*EXERCISE DIRECTIONS*:
Report, word for word, every line of the material that contains "Washer".

*LISTING*:
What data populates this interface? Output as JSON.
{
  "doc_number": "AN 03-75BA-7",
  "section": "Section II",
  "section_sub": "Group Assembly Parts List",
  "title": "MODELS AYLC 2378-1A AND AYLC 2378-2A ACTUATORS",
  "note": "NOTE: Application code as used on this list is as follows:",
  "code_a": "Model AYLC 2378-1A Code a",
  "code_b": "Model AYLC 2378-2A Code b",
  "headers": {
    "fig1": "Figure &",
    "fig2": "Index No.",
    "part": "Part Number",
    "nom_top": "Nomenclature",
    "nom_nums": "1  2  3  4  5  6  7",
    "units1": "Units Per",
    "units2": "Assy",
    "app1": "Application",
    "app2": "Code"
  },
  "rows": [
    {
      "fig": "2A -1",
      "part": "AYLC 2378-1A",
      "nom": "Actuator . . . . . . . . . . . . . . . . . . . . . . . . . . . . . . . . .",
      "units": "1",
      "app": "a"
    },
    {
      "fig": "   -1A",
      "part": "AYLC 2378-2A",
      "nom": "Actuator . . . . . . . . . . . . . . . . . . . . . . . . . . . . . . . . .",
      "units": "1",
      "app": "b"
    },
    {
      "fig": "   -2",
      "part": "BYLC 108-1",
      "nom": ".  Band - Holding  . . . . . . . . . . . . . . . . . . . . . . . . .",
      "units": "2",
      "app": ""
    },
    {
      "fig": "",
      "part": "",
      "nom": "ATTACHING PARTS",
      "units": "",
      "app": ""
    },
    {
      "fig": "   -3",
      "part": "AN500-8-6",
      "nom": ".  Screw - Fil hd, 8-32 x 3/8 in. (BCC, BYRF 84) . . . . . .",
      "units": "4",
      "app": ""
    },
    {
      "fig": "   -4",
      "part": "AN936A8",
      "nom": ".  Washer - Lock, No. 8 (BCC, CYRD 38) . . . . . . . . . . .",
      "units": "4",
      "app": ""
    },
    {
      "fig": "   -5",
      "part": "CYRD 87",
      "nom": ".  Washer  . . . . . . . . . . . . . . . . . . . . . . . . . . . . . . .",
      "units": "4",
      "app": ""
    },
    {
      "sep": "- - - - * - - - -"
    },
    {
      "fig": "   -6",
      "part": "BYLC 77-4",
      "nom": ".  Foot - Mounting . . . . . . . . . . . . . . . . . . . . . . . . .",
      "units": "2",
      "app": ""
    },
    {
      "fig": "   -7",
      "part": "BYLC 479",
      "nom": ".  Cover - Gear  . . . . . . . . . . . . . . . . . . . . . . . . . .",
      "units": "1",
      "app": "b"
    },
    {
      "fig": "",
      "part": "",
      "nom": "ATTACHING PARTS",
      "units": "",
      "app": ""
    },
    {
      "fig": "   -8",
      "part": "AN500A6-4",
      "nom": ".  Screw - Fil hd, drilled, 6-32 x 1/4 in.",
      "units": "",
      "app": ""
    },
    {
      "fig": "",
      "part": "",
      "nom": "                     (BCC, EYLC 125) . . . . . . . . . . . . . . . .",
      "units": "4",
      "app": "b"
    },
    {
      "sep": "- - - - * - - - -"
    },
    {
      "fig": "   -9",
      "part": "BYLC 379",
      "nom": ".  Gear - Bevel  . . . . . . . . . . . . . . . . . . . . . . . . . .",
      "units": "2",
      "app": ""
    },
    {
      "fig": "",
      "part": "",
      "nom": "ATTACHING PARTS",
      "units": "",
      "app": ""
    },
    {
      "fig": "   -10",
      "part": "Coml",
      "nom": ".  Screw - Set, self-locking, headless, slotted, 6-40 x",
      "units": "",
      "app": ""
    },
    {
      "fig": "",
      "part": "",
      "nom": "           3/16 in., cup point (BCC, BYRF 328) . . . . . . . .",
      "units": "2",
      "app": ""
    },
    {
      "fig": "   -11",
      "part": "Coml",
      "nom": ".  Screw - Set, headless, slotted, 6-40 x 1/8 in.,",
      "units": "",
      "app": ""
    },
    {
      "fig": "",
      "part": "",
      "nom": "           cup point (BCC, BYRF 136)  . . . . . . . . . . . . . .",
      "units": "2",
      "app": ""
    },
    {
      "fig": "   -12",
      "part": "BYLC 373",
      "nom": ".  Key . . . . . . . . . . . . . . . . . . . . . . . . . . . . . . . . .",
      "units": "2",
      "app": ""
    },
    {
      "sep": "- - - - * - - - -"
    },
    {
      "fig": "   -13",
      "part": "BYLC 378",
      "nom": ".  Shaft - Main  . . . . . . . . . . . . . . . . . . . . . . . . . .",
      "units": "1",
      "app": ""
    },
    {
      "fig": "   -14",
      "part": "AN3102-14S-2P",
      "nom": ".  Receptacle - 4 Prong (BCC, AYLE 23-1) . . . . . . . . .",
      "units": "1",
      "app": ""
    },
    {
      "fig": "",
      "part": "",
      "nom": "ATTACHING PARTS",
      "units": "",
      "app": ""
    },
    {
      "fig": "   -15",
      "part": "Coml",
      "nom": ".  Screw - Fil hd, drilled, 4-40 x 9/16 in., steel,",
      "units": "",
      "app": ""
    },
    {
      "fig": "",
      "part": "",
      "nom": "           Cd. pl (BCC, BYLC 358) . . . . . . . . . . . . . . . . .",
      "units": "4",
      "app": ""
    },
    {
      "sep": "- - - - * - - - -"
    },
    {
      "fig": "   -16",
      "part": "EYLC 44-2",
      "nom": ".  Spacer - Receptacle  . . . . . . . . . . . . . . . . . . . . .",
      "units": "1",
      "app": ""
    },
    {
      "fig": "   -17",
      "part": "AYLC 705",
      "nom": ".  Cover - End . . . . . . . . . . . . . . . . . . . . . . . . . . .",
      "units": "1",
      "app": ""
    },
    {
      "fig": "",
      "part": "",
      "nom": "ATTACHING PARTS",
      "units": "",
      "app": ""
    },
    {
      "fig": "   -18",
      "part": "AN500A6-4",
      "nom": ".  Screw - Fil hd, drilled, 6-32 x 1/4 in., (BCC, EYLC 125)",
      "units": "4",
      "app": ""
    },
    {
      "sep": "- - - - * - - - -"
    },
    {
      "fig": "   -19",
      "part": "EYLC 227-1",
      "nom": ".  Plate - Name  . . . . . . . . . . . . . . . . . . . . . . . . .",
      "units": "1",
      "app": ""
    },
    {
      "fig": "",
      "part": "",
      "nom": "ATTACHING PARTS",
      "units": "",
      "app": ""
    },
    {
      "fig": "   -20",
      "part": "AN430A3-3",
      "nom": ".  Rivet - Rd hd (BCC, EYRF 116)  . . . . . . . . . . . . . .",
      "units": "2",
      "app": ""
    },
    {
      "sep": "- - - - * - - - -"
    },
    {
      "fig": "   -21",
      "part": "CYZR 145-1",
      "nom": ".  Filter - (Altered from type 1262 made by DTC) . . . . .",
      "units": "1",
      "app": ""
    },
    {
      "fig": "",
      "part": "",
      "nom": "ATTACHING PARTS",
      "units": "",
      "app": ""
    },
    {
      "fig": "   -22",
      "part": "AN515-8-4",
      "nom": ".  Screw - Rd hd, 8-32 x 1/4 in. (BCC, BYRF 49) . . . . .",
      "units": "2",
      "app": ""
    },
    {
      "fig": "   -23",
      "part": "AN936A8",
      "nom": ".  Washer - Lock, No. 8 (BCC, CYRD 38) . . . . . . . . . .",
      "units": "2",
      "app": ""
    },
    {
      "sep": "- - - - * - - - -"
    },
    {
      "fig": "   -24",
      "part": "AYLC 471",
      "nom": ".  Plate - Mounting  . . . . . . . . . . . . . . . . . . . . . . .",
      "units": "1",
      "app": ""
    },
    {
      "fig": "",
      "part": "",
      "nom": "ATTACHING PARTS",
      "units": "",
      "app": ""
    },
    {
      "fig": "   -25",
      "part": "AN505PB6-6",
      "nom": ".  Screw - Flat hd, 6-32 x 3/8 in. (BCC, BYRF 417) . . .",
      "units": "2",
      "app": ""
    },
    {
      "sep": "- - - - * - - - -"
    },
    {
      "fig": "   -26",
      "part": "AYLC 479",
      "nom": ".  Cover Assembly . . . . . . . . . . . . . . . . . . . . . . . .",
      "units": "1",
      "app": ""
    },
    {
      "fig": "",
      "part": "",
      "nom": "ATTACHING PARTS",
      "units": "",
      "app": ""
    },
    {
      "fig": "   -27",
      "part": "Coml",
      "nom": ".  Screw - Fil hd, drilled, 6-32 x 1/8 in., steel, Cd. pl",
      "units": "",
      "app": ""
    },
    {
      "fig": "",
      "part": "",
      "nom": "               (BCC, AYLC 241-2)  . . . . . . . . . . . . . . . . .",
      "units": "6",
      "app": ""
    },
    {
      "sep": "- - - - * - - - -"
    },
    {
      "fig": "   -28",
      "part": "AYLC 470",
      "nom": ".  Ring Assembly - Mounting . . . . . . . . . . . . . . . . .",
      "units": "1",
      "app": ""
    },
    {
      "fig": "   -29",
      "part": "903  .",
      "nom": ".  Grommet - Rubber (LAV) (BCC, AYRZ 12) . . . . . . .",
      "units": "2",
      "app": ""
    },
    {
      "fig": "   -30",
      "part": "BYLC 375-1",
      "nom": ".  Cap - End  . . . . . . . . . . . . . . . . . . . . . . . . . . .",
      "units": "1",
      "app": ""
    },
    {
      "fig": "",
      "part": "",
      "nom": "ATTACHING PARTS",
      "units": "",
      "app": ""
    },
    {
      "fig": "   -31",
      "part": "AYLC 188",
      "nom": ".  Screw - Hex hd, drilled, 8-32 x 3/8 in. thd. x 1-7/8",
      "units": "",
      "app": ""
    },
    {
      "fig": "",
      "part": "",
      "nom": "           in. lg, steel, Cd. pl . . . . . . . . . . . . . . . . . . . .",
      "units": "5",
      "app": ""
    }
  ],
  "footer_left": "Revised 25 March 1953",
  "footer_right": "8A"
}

*RESULT*:
      "nom": ".  Washer - Lock, No. 8 (BCC, CYRD 38) . . . . . . . . . . .",
      "nom": ".  Washer  . . . . . . . . . . . . . . . . . . . . . . . . . . . . . . .",
      "nom": ".  Washer - Lock, No. 8 (BCC, CYRD 38) . . . . . . . . . .",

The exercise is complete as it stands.